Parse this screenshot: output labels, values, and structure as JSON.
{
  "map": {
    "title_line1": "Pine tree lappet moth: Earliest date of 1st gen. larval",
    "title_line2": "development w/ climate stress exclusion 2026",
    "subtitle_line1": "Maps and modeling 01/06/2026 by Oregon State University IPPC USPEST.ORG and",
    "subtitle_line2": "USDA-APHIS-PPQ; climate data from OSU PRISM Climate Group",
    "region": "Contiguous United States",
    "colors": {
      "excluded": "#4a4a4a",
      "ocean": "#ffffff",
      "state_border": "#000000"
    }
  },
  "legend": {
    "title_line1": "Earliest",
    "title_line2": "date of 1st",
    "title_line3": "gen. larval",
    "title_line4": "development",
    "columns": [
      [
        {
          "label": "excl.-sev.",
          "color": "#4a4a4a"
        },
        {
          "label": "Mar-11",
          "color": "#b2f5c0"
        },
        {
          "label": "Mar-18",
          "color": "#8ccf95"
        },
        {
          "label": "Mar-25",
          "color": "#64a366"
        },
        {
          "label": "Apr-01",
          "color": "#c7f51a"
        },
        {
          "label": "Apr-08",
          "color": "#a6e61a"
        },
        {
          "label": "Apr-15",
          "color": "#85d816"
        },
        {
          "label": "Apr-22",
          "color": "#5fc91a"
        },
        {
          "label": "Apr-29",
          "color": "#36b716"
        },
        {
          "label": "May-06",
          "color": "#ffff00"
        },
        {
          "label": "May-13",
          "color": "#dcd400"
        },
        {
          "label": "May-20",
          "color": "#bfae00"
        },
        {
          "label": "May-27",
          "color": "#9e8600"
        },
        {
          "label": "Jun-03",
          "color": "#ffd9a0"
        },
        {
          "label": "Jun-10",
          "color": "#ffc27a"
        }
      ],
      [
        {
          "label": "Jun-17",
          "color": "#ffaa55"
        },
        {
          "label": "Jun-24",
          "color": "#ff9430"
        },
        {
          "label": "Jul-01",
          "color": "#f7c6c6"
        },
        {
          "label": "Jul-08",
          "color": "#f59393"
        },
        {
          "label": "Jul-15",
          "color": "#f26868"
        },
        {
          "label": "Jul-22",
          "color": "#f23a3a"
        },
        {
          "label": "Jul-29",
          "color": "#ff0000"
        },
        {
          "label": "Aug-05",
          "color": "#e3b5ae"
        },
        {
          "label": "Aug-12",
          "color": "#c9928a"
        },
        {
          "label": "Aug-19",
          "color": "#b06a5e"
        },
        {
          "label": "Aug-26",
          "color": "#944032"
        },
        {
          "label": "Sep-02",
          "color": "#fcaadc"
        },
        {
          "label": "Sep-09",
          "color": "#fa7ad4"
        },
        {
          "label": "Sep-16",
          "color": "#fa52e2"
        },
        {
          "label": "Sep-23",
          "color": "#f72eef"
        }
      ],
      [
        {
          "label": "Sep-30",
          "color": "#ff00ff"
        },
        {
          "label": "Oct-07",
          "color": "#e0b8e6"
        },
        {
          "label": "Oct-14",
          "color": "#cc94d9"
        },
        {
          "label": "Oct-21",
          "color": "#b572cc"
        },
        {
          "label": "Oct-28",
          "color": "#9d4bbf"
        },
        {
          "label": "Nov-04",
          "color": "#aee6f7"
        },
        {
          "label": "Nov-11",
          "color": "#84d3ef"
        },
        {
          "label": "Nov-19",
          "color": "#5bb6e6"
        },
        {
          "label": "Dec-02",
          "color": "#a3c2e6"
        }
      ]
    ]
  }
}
....
WHAT YOU ARE ASKED TO DO – Set every line of the listing down word for word.

RESPONSE TO THIS EXERCISE –
Parse this screenshot: output labels, values, and structure as JSON.
{
  "map": {
    "title_line1": "Pine tree lappet moth: Earliest date of 1st gen. larval",
    "title_line2": "development w/ climate stress exclusion 2026",
    "subtitle_line1": "Maps and modeling 01/06/2026 by Oregon State University IPPC USPEST.ORG and",
    "subtitle_line2": "USDA-APHIS-PPQ; climate data from OSU PRISM Climate Group",
    "region": "Contiguous United States",
    "colors": {
      "excluded": "#4a4a4a",
      "ocean": "#ffffff",
      "state_border": "#000000"
    }
  },
  "legend": {
    "title_line1": "Earliest",
    "title_line2": "date of 1st",
    "title_line3": "gen. larval",
    "title_line4": "development",
    "columns": [
      [
        {
          "label": "excl.-sev.",
          "color": "#4a4a4a"
        },
        {
          "label": "Mar-11",
          "color": "#b2f5c0"
        },
        {
          "label": "Mar-18",
          "color": "#8ccf95"
        },
        {
          "label": "Mar-25",
          "color": "#64a366"
        },
        {
          "label": "Apr-01",
          "color": "#c7f51a"
        },
        {
          "label": "Apr-08",
          "color": "#a6e61a"
        },
        {
          "label": "Apr-15",
          "color": "#85d816"
        },
        {
          "label": "Apr-22",
          "color": "#5fc91a"
        },
        {
          "label": "Apr-29",
          "color": "#36b716"
        },
        {
          "label": "May-06",
          "color": "#ffff00"
        },
        {
          "label": "May-13",
          "color": "#dcd400"
        },
        {
          "label": "May-20",
          "color": "#bfae00"
        },
        {
          "label": "May-27",
          "color": "#9e8600"
        },
        {
          "label": "Jun-03",
          "color": "#ffd9a0"
        },
        {
          "label": "Jun-10",
          "color": "#ffc27a"
        }
      ],
      [
        {
          "label": "Jun-17",
          "color": "#ffaa55"
        },
        {
          "label": "Jun-24",
          "color": "#ff9430"
        },
        {
          "label": "Jul-01",
          "color": "#f7c6c6"
        },
        {
          "label": "Jul-08",
          "color": "#f59393"
        },
        {
          "label": "Jul-15",
          "color": "#f26868"
        },
        {
          "label": "Jul-22",
          "color": "#f23a3a"
        },
        {
          "label": "Jul-29",
          "color": "#ff0000"
        },
        {
          "label": "Aug-05",
          "color": "#e3b5ae"
        },
        {
          "label": "Aug-12",
          "color": "#c9928a"
        },
        {
          "label": "Aug-19",
          "color": "#b06a5e"
        },
        {
          "label": "Aug-26",
          "color": "#944032"
        },
        {
          "label": "Sep-02",
          "color": "#fcaadc"
        },
        {
          "label": "Sep-09",
          "color": "#fa7ad4"
        },
        {
          "label": "Sep-16",
          "color": "#fa52e2"
        },
        {
          "label": "Sep-23",
          "color": "#f72eef"
        }
      ],
      [
        {
          "label": "Sep-30",
          "color": "#ff00ff"
        },
        {
          "label": "Oct-07",
          "color": "#e0b8e6"
        },
        {
          "label": "Oct-14",
          "color": "#cc94d9"
        },
        {
          "label": "Oct-21",
          "color": "#b572cc"
        },
        {
          "label": "Oct-28",
          "color": "#9d4bbf"
        },
        {
          "label": "Nov-04",
          "color": "#aee6f7"
        },
        {
          "label": "Nov-11",
          "color": "#84d3ef"
        },
        {
          "label": "Nov-19",
          "color": "#5bb6e6"
        },
        {
          "label": "Dec-02",
          "color": "#a3c2e6"
        }
      ]
    ]
  }
}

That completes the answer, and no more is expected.